** begin Records for the exercise **
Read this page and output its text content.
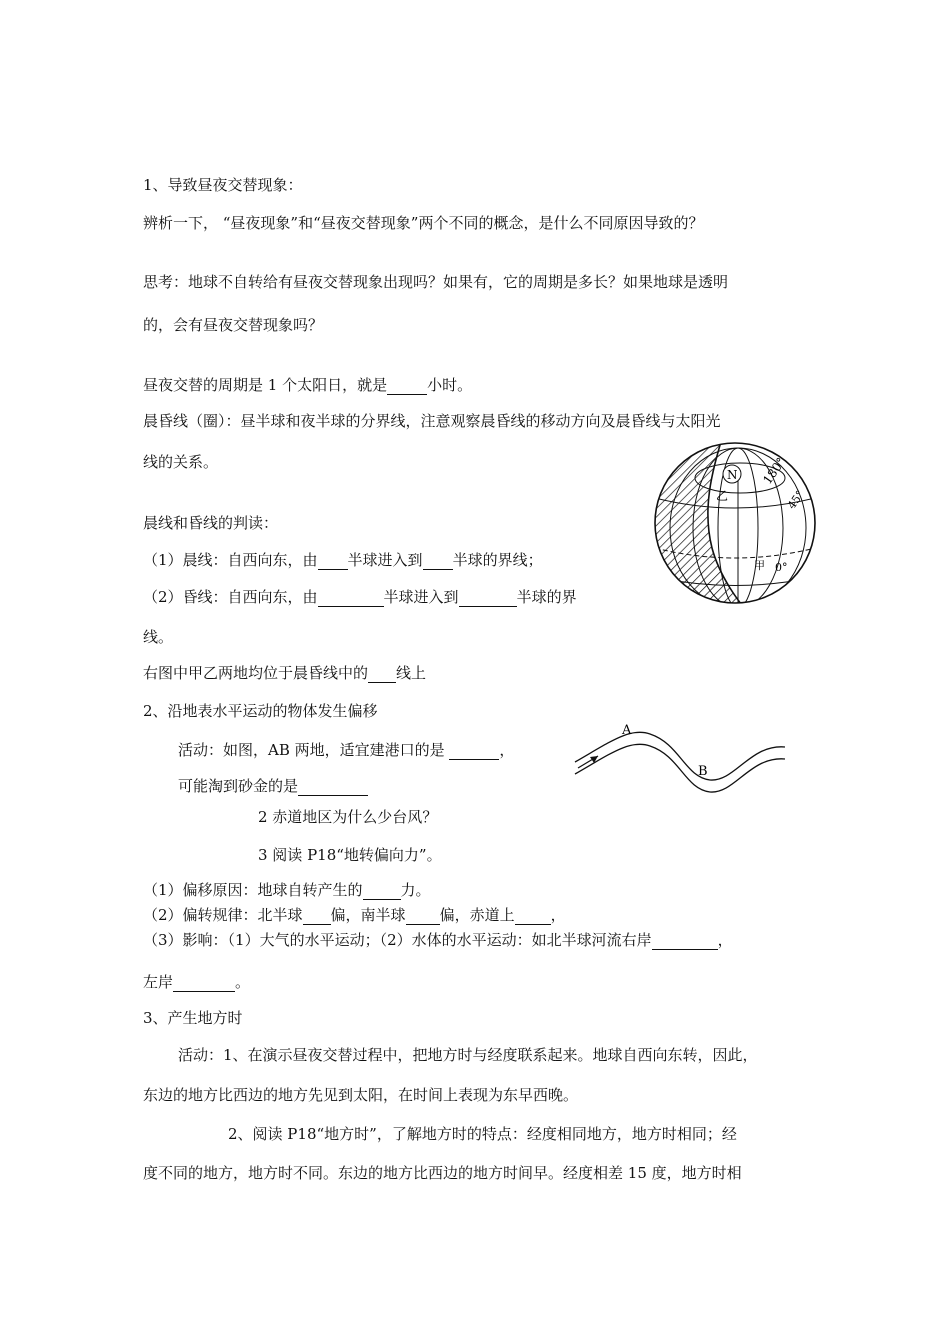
1、导致昼夜交替现象：
辨析一下， “昼夜现象”和“昼夜交替现象”两个不同的概念，是什么不同原因导致的？
思考：地球不自转给有昼夜交替现象出现吗？如果有，它的周期是多长？如果地球是透明
的，会有昼夜交替现象吗？
昼夜交替的周期是 1 个太阳日，就是	小时。
晨昏线（圈）：昼半球和夜半球的分界线，注意观察晨昏线的移动方向及晨昏线与太阳光
线的关系。
晨线和昏线的判读：
（1）晨线：自西向东，由 半球进入到 半球的界线；
（2）昏线：自西向东，由	半球进入到	半球的界
线。
右图中甲乙两地均位于晨昏线中的 线上
N 180°
45°
0°
乙
甲
2、沿地表水平运动的物体发生偏移
活动：如图，AB 两地，适宜建港口的是	，
可能淘到砂金的是
A
B
2 赤道地区为什么少台风？
3 阅读 P18“地转偏向力”。
（1）偏移原因：地球自转产生的	力。
（2）偏转规律：北半球 偏，南半球 偏，赤道上 ，
（3）影响：（1）大气的水平运动；（2）水体的水平运动：如北半球河流右岸	，
左岸	。
3、产生地方时
活动：1、在演示昼夜交替过程中，把地方时与经度联系起来。地球自西向东转，因此，
东边的地方比西边的地方先见到太阳，在时间上表现为东早西晚。
2、阅读 P18“地方时”，了解地方时的特点：经度相同地方，地方时相同；经
度不同的地方，地方时不同。东边的地方比西边的地方时间早。经度相差 15 度，地方时相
** end Records for the exercise **
#### [Your task]
Write the listing above out again exactly, dropping each image.

#### [Task answer]
Read this page and output its text content.
1、导致昼夜交替现象：
辨析一下， “昼夜现象”和“昼夜交替现象”两个不同的概念，是什么不同原因导致的？
思考：地球不自转给有昼夜交替现象出现吗？如果有，它的周期是多长？如果地球是透明
的，会有昼夜交替现象吗？
昼夜交替的周期是 1 个太阳日，就是	小时。
晨昏线（圈）：昼半球和夜半球的分界线，注意观察晨昏线的移动方向及晨昏线与太阳光
线的关系。
晨线和昏线的判读：
（1）晨线：自西向东，由 半球进入到 半球的界线；
（2）昏线：自西向东，由	半球进入到	半球的界
线。
右图中甲乙两地均位于晨昏线中的 线上
N 180°
45°
0°
乙
甲
2、沿地表水平运动的物体发生偏移
活动：如图，AB 两地，适宜建港口的是	，
可能淘到砂金的是
A
B
2 赤道地区为什么少台风？
3 阅读 P18“地转偏向力”。
（1）偏移原因：地球自转产生的	力。
（2）偏转规律：北半球 偏，南半球 偏，赤道上 ，
（3）影响：（1）大气的水平运动；（2）水体的水平运动：如北半球河流右岸	，
左岸	。
3、产生地方时
活动：1、在演示昼夜交替过程中，把地方时与经度联系起来。地球自西向东转，因此，
东边的地方比西边的地方先见到太阳，在时间上表现为东早西晚。
2、阅读 P18“地方时”，了解地方时的特点：经度相同地方，地方时相同；经
度不同的地方，地方时不同。东边的地方比西边的地方时间早。经度相差 15 度，地方时相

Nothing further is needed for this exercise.